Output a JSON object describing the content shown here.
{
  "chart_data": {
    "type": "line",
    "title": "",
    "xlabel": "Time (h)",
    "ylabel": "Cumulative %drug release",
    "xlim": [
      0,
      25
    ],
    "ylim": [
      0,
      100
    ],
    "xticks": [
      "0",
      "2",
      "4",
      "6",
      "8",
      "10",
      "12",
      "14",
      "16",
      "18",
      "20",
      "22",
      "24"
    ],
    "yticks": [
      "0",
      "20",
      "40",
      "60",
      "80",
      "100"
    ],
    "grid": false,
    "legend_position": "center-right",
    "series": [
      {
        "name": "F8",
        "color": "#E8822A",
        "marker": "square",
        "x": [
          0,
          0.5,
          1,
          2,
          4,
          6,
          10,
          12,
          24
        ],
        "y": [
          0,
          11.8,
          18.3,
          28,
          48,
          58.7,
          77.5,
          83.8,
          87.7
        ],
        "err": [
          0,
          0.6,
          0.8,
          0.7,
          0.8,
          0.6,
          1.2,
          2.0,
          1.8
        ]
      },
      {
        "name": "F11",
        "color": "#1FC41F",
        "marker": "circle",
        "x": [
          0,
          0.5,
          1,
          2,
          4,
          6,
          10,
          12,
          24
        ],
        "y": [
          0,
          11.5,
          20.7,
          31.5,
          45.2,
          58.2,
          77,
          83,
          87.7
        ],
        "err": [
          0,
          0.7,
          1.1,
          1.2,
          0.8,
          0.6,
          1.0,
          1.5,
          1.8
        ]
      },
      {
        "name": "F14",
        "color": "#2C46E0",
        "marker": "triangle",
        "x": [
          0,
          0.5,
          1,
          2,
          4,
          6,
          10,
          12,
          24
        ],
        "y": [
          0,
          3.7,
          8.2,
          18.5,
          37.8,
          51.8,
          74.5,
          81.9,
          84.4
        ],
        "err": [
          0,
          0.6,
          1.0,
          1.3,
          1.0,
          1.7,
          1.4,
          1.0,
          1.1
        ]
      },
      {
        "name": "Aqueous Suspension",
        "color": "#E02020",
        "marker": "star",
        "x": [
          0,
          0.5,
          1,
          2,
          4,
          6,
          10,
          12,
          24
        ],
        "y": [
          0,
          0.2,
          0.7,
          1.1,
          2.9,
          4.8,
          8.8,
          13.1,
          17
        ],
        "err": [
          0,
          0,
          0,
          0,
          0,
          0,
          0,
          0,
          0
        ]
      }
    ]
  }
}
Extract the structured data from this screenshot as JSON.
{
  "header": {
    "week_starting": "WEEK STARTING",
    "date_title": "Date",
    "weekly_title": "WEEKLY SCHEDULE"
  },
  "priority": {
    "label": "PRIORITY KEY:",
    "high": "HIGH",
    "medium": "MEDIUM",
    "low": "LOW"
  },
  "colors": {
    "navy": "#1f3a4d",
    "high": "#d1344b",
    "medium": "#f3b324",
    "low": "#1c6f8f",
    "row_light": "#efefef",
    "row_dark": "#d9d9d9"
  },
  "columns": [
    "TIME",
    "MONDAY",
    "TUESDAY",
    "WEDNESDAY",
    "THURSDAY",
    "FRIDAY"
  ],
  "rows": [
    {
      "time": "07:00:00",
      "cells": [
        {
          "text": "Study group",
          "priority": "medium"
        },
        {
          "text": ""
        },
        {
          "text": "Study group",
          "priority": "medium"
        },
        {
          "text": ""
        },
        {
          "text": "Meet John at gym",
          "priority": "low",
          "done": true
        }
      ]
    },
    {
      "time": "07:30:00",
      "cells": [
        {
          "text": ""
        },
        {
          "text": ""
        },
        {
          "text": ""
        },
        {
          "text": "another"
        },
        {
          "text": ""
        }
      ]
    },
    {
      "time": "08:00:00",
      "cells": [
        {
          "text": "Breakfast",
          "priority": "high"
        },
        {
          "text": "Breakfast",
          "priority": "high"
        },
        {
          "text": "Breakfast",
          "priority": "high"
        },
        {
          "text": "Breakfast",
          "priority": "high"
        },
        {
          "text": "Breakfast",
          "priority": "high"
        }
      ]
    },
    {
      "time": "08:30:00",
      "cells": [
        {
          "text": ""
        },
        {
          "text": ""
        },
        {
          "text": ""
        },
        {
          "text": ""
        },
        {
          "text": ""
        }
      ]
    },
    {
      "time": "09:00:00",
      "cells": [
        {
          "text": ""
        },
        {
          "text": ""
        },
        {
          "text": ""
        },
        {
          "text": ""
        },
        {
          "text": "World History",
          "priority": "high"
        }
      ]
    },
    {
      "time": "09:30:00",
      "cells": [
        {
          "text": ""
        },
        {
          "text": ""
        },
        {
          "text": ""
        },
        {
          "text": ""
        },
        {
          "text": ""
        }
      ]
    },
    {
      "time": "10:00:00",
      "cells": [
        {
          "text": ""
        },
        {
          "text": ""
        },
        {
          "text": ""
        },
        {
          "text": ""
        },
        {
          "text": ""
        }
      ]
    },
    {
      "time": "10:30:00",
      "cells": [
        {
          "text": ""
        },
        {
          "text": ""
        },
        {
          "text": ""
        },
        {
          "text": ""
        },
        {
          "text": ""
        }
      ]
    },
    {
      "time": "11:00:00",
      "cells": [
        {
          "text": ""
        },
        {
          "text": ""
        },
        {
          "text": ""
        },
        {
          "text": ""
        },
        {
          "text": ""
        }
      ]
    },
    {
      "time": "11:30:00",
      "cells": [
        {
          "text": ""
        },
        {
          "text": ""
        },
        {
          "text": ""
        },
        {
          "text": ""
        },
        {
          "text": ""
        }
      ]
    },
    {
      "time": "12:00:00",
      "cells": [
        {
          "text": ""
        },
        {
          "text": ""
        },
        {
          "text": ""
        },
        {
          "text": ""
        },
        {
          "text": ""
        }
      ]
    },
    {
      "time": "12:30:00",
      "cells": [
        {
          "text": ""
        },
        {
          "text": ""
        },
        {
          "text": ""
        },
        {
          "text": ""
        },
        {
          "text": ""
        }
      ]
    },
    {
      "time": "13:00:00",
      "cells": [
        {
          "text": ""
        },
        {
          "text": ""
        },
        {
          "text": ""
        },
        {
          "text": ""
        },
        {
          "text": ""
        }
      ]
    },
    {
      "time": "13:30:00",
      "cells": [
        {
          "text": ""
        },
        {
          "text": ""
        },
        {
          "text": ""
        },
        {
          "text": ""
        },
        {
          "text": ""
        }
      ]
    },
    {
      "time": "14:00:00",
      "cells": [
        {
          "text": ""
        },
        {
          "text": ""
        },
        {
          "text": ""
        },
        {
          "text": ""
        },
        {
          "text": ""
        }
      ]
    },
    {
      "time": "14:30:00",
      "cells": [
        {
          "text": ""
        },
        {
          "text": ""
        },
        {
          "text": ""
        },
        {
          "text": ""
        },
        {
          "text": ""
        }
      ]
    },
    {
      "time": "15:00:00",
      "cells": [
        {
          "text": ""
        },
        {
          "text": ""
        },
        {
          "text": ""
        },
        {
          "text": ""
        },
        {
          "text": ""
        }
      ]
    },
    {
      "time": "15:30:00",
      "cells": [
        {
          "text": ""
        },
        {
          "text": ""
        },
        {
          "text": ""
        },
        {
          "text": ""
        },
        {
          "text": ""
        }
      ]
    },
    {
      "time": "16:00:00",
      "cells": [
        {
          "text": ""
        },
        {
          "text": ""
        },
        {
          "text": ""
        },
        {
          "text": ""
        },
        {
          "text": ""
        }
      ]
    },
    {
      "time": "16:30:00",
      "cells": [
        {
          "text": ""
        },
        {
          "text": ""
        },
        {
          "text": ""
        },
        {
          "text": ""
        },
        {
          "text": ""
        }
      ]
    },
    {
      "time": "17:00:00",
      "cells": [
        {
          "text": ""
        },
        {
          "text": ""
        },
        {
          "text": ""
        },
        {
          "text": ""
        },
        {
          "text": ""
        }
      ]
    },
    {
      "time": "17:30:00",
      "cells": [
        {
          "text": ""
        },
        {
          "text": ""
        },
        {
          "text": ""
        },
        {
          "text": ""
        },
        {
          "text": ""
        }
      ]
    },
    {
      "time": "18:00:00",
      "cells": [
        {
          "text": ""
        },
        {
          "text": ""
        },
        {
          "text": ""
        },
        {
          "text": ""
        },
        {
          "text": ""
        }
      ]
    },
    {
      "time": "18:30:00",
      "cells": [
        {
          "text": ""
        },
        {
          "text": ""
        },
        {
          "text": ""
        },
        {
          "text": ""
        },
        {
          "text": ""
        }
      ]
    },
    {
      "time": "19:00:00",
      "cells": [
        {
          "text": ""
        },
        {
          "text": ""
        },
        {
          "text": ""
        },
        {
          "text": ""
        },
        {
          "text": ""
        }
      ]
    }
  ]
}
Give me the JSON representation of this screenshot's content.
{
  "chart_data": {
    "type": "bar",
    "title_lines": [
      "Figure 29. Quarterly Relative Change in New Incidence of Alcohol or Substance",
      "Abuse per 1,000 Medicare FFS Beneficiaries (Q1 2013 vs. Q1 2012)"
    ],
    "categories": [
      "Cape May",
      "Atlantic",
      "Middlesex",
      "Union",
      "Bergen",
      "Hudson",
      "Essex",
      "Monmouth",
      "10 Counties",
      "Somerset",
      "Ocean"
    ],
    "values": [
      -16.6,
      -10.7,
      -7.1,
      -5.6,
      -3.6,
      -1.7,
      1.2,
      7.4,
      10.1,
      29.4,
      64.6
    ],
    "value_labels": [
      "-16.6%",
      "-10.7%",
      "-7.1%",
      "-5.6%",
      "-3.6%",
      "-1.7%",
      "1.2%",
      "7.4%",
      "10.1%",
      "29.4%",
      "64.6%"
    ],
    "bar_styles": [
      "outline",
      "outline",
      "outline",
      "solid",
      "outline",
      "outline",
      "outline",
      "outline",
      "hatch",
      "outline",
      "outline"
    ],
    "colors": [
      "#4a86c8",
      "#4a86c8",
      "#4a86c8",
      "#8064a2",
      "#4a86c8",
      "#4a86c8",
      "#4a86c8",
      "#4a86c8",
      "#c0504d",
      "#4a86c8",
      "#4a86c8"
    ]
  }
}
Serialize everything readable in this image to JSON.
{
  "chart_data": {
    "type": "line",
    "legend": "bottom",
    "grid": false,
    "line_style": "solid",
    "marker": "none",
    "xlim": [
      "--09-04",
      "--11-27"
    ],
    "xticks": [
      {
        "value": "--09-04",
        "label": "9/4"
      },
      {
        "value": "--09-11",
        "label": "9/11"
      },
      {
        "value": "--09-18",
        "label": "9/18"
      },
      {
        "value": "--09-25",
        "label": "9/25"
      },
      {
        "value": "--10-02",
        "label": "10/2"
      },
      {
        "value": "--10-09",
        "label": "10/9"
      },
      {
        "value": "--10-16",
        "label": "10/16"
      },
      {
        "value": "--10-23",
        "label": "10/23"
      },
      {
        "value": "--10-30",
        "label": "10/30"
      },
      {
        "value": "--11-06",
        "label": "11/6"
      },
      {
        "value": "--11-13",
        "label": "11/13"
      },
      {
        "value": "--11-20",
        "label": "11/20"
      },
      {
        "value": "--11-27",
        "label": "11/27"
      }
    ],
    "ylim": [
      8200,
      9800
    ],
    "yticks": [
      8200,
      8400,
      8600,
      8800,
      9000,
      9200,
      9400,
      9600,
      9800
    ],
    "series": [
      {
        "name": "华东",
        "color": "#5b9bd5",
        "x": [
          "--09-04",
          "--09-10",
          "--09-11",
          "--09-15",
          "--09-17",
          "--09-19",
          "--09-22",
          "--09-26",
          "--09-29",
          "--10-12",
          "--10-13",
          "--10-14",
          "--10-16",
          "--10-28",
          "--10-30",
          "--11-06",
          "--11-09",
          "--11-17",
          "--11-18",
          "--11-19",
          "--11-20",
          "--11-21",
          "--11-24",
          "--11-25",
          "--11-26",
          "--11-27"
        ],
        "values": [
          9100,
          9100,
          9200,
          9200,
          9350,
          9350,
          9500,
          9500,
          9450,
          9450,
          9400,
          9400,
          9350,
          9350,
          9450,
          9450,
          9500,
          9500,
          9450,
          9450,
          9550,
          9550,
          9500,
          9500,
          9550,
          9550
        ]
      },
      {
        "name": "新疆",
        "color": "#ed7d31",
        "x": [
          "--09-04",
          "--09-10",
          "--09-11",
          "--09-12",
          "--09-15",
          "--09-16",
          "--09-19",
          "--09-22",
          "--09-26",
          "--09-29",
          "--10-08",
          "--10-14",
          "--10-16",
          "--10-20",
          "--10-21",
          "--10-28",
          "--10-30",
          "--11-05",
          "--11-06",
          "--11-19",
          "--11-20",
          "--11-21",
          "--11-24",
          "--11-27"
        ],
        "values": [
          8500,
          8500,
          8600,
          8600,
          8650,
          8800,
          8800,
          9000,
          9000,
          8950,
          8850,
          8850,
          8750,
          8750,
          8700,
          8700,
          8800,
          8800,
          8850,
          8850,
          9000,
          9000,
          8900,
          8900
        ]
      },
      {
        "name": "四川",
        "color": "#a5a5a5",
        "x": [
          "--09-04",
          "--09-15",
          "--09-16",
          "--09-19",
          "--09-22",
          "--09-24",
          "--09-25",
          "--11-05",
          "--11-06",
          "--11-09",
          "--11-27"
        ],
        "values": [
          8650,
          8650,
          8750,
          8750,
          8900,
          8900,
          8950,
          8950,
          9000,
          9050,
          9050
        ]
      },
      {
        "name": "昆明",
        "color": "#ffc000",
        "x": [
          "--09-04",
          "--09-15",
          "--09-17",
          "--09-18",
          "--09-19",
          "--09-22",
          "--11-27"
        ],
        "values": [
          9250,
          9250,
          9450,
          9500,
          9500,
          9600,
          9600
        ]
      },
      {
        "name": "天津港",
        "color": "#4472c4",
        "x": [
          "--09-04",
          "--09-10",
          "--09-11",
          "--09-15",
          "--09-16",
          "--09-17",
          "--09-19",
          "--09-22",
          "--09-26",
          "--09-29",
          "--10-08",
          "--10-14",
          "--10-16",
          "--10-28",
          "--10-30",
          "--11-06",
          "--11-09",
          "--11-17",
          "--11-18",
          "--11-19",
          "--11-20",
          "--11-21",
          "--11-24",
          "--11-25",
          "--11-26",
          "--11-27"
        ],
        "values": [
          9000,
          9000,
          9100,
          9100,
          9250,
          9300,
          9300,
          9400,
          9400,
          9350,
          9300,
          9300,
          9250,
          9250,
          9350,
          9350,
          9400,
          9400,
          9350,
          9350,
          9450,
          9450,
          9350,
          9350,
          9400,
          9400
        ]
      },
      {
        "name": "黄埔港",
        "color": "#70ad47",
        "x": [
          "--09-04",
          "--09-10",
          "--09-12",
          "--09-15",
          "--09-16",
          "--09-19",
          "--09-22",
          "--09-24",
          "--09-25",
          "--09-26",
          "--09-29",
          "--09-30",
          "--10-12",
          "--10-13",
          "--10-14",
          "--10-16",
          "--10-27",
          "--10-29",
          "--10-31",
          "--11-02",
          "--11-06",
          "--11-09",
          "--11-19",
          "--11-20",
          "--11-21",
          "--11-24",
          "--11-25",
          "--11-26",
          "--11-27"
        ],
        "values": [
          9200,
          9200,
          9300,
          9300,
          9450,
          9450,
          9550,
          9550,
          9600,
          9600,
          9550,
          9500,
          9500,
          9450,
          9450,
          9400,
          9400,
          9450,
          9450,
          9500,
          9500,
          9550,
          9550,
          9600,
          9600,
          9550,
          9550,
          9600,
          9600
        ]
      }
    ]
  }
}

----

* _Description of the task_: Scan the records above for the string "screenshot", then select every line that holds it.

* _Result of the exercise_:
Extract the structured data from this screenshot as JSON.
Give me the JSON representation of this screenshot's content.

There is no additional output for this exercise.